Below are the records; copy each line in them that holds the word "color".

Extracted records:
◇ ◇ ◇ ◇ ◇ ◇ ◇

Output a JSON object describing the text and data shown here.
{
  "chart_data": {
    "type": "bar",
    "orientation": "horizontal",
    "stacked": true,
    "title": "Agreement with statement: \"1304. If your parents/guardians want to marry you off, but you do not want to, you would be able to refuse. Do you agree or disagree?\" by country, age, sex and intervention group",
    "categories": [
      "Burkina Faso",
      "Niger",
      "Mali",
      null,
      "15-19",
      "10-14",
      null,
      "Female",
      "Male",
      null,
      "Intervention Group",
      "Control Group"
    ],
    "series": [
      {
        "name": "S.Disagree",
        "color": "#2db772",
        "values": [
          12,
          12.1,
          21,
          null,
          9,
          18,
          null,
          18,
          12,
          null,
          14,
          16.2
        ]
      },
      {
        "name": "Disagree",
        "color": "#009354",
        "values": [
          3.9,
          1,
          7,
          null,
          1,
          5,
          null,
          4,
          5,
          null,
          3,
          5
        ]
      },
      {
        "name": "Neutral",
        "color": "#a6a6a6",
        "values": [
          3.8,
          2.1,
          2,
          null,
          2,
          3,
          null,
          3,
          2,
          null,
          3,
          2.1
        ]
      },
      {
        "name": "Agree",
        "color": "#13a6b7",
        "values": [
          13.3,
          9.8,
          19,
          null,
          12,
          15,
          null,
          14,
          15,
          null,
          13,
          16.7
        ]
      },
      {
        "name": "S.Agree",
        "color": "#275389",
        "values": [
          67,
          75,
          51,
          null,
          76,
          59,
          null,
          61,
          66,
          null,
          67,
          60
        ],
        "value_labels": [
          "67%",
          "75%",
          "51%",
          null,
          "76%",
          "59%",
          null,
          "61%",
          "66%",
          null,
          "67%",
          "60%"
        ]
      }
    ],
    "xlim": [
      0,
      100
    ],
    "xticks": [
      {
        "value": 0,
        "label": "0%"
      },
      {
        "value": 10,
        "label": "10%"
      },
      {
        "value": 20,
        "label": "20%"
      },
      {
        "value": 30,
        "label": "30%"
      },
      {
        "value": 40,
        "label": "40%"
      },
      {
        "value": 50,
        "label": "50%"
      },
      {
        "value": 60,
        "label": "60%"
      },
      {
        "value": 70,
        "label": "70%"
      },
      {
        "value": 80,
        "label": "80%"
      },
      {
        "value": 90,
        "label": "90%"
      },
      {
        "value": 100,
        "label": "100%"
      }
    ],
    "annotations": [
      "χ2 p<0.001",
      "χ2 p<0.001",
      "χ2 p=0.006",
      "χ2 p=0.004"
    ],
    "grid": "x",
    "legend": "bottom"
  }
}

◇ ◇ ◇ ◇ ◇ ◇ ◇

WRITTEN SOLUTION:
        "color": "#2db772",
        "color": "#009354",
        "color": "#a6a6a6",
        "color": "#13a6b7",
        "color": "#275389",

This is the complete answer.